• **EXERCISE**: All material below is to be reproduced exactly.

(Data items)
^^^^

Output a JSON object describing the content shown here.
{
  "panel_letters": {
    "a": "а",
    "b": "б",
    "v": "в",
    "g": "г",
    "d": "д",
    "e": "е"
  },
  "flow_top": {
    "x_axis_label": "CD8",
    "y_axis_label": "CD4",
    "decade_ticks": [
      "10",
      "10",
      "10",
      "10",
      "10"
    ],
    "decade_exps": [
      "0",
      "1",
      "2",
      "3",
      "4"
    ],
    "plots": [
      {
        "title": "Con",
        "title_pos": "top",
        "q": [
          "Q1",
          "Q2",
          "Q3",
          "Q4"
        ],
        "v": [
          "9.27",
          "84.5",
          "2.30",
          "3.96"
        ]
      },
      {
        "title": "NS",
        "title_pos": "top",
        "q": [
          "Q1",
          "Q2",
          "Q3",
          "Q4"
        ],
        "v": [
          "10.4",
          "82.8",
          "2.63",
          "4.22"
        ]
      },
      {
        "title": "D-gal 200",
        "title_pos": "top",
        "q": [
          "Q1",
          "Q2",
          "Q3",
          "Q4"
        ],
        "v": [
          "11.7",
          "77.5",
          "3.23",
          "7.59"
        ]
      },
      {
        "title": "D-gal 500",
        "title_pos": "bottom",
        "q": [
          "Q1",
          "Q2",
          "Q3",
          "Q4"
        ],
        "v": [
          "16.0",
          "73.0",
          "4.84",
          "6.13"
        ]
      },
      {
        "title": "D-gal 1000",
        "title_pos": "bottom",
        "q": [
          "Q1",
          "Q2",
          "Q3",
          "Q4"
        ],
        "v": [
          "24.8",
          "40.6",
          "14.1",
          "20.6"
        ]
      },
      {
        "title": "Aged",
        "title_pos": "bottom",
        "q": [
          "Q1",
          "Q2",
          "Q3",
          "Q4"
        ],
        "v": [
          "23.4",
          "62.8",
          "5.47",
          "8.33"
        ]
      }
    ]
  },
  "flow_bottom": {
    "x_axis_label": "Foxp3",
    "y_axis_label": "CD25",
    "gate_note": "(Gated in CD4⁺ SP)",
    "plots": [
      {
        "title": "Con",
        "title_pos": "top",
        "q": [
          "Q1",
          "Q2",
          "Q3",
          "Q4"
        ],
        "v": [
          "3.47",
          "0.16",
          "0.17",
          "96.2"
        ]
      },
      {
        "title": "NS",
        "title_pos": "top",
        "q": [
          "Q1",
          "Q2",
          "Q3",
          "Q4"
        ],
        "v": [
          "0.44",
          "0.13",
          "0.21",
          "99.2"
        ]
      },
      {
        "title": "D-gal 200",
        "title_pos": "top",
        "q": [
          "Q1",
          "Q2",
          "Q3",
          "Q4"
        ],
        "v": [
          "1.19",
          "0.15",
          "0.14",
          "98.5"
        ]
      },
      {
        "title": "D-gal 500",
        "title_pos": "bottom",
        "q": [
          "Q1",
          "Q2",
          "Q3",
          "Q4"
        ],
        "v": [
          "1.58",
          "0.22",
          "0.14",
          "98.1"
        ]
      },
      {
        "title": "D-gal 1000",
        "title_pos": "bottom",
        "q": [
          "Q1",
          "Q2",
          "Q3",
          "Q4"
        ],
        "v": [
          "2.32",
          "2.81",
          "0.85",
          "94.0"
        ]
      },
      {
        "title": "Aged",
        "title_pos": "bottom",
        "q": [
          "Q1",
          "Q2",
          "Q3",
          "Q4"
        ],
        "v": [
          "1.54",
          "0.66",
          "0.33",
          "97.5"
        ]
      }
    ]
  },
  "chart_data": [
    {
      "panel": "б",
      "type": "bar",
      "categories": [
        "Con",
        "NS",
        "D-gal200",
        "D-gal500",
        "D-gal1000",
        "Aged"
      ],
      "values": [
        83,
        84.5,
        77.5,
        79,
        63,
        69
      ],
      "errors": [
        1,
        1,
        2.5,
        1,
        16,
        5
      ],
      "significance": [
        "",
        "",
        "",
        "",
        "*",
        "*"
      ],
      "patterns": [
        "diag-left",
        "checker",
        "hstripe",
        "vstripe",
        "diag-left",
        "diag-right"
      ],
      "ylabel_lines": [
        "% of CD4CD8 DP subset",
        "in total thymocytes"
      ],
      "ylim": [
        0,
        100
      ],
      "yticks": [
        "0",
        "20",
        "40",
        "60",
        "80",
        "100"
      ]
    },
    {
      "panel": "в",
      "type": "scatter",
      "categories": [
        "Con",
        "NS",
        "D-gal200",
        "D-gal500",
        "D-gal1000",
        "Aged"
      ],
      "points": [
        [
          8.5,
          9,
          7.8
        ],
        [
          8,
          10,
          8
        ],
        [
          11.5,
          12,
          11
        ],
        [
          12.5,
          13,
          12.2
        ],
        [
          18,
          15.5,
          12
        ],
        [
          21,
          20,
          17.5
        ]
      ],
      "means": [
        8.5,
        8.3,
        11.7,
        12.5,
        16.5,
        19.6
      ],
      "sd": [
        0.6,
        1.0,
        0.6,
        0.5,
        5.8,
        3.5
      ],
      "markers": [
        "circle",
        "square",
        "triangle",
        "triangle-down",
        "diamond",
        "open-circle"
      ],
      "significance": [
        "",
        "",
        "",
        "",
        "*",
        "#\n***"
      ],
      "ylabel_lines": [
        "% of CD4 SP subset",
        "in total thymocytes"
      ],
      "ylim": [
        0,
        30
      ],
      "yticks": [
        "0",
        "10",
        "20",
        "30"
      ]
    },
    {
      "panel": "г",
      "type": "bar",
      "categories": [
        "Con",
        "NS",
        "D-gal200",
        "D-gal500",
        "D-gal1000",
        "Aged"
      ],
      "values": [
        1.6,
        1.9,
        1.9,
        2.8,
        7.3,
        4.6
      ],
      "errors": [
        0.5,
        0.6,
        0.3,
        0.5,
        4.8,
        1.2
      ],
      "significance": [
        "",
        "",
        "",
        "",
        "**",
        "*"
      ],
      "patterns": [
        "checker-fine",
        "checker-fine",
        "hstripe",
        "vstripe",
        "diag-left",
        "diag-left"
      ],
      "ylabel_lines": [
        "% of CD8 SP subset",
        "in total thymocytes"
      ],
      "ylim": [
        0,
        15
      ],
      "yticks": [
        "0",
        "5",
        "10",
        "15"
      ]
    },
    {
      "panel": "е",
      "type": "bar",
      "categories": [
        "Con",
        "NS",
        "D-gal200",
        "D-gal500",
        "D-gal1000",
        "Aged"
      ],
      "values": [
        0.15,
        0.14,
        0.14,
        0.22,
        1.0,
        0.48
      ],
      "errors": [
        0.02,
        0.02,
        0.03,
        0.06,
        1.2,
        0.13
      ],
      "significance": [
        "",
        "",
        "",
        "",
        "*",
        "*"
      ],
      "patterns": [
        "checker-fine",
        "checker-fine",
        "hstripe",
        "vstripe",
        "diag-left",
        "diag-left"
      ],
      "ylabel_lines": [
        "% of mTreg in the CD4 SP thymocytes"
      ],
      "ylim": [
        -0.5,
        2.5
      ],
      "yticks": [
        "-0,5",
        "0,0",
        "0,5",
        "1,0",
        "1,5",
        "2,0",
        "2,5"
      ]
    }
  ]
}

^^^^

• **WRITTEN RESPONSE**:
Output a JSON object describing the content shown here.
{
  "panel_letters": {
    "a": "а",
    "b": "б",
    "v": "в",
    "g": "г",
    "d": "д",
    "e": "е"
  },
  "flow_top": {
    "x_axis_label": "CD8",
    "y_axis_label": "CD4",
    "decade_ticks": [
      "10",
      "10",
      "10",
      "10",
      "10"
    ],
    "decade_exps": [
      "0",
      "1",
      "2",
      "3",
      "4"
    ],
    "plots": [
      {
        "title": "Con",
        "title_pos": "top",
        "q": [
          "Q1",
          "Q2",
          "Q3",
          "Q4"
        ],
        "v": [
          "9.27",
          "84.5",
          "2.30",
          "3.96"
        ]
      },
      {
        "title": "NS",
        "title_pos": "top",
        "q": [
          "Q1",
          "Q2",
          "Q3",
          "Q4"
        ],
        "v": [
          "10.4",
          "82.8",
          "2.63",
          "4.22"
        ]
      },
      {
        "title": "D-gal 200",
        "title_pos": "top",
        "q": [
          "Q1",
          "Q2",
          "Q3",
          "Q4"
        ],
        "v": [
          "11.7",
          "77.5",
          "3.23",
          "7.59"
        ]
      },
      {
        "title": "D-gal 500",
        "title_pos": "bottom",
        "q": [
          "Q1",
          "Q2",
          "Q3",
          "Q4"
        ],
        "v": [
          "16.0",
          "73.0",
          "4.84",
          "6.13"
        ]
      },
      {
        "title": "D-gal 1000",
        "title_pos": "bottom",
        "q": [
          "Q1",
          "Q2",
          "Q3",
          "Q4"
        ],
        "v": [
          "24.8",
          "40.6",
          "14.1",
          "20.6"
        ]
      },
      {
        "title": "Aged",
        "title_pos": "bottom",
        "q": [
          "Q1",
          "Q2",
          "Q3",
          "Q4"
        ],
        "v": [
          "23.4",
          "62.8",
          "5.47",
          "8.33"
        ]
      }
    ]
  },
  "flow_bottom": {
    "x_axis_label": "Foxp3",
    "y_axis_label": "CD25",
    "gate_note": "(Gated in CD4⁺ SP)",
    "plots": [
      {
        "title": "Con",
        "title_pos": "top",
        "q": [
          "Q1",
          "Q2",
          "Q3",
          "Q4"
        ],
        "v": [
          "3.47",
          "0.16",
          "0.17",
          "96.2"
        ]
      },
      {
        "title": "NS",
        "title_pos": "top",
        "q": [
          "Q1",
          "Q2",
          "Q3",
          "Q4"
        ],
        "v": [
          "0.44",
          "0.13",
          "0.21",
          "99.2"
        ]
      },
      {
        "title": "D-gal 200",
        "title_pos": "top",
        "q": [
          "Q1",
          "Q2",
          "Q3",
          "Q4"
        ],
        "v": [
          "1.19",
          "0.15",
          "0.14",
          "98.5"
        ]
      },
      {
        "title": "D-gal 500",
        "title_pos": "bottom",
        "q": [
          "Q1",
          "Q2",
          "Q3",
          "Q4"
        ],
        "v": [
          "1.58",
          "0.22",
          "0.14",
          "98.1"
        ]
      },
      {
        "title": "D-gal 1000",
        "title_pos": "bottom",
        "q": [
          "Q1",
          "Q2",
          "Q3",
          "Q4"
        ],
        "v": [
          "2.32",
          "2.81",
          "0.85",
          "94.0"
        ]
      },
      {
        "title": "Aged",
        "title_pos": "bottom",
        "q": [
          "Q1",
          "Q2",
          "Q3",
          "Q4"
        ],
        "v": [
          "1.54",
          "0.66",
          "0.33",
          "97.5"
        ]
      }
    ]
  },
  "chart_data": [
    {
      "panel": "б",
      "type": "bar",
      "categories": [
        "Con",
        "NS",
        "D-gal200",
        "D-gal500",
        "D-gal1000",
        "Aged"
      ],
      "values": [
        83,
        84.5,
        77.5,
        79,
        63,
        69
      ],
      "errors": [
        1,
        1,
        2.5,
        1,
        16,
        5
      ],
      "significance": [
        "",
        "",
        "",
        "",
        "*",
        "*"
      ],
      "patterns": [
        "diag-left",
        "checker",
        "hstripe",
        "vstripe",
        "diag-left",
        "diag-right"
      ],
      "ylabel_lines": [
        "% of CD4CD8 DP subset",
        "in total thymocytes"
      ],
      "ylim": [
        0,
        100
      ],
      "yticks": [
        "0",
        "20",
        "40",
        "60",
        "80",
        "100"
      ]
    },
    {
      "panel": "в",
      "type": "scatter",
      "categories": [
        "Con",
        "NS",
        "D-gal200",
        "D-gal500",
        "D-gal1000",
        "Aged"
      ],
      "points": [
        [
          8.5,
          9,
          7.8
        ],
        [
          8,
          10,
          8
        ],
        [
          11.5,
          12,
          11
        ],
        [
          12.5,
          13,
          12.2
        ],
        [
          18,
          15.5,
          12
        ],
        [
          21,
          20,
          17.5
        ]
      ],
      "means": [
        8.5,
        8.3,
        11.7,
        12.5,
        16.5,
        19.6
      ],
      "sd": [
        0.6,
        1.0,
        0.6,
        0.5,
        5.8,
        3.5
      ],
      "markers": [
        "circle",
        "square",
        "triangle",
        "triangle-down",
        "diamond",
        "open-circle"
      ],
      "significance": [
        "",
        "",
        "",
        "",
        "*",
        "#\n***"
      ],
      "ylabel_lines": [
        "% of CD4 SP subset",
        "in total thymocytes"
      ],
      "ylim": [
        0,
        30
      ],
      "yticks": [
        "0",
        "10",
        "20",
        "30"
      ]
    },
    {
      "panel": "г",
      "type": "bar",
      "categories": [
        "Con",
        "NS",
        "D-gal200",
        "D-gal500",
        "D-gal1000",
        "Aged"
      ],
      "values": [
        1.6,
        1.9,
        1.9,
        2.8,
        7.3,
        4.6
      ],
      "errors": [
        0.5,
        0.6,
        0.3,
        0.5,
        4.8,
        1.2
      ],
      "significance": [
        "",
        "",
        "",
        "",
        "**",
        "*"
      ],
      "patterns": [
        "checker-fine",
        "checker-fine",
        "hstripe",
        "vstripe",
        "diag-left",
        "diag-left"
      ],
      "ylabel_lines": [
        "% of CD8 SP subset",
        "in total thymocytes"
      ],
      "ylim": [
        0,
        15
      ],
      "yticks": [
        "0",
        "5",
        "10",
        "15"
      ]
    },
    {
      "panel": "е",
      "type": "bar",
      "categories": [
        "Con",
        "NS",
        "D-gal200",
        "D-gal500",
        "D-gal1000",
        "Aged"
      ],
      "values": [
        0.15,
        0.14,
        0.14,
        0.22,
        1.0,
        0.48
      ],
      "errors": [
        0.02,
        0.02,
        0.03,
        0.06,
        1.2,
        0.13
      ],
      "significance": [
        "",
        "",
        "",
        "",
        "*",
        "*"
      ],
      "patterns": [
        "checker-fine",
        "checker-fine",
        "hstripe",
        "vstripe",
        "diag-left",
        "diag-left"
      ],
      "ylabel_lines": [
        "% of mTreg in the CD4 SP thymocytes"
      ],
      "ylim": [
        -0.5,
        2.5
      ],
      "yticks": [
        "-0,5",
        "0,0",
        "0,5",
        "1,0",
        "1,5",
        "2,0",
        "2,5"
      ]
    }
  ]
}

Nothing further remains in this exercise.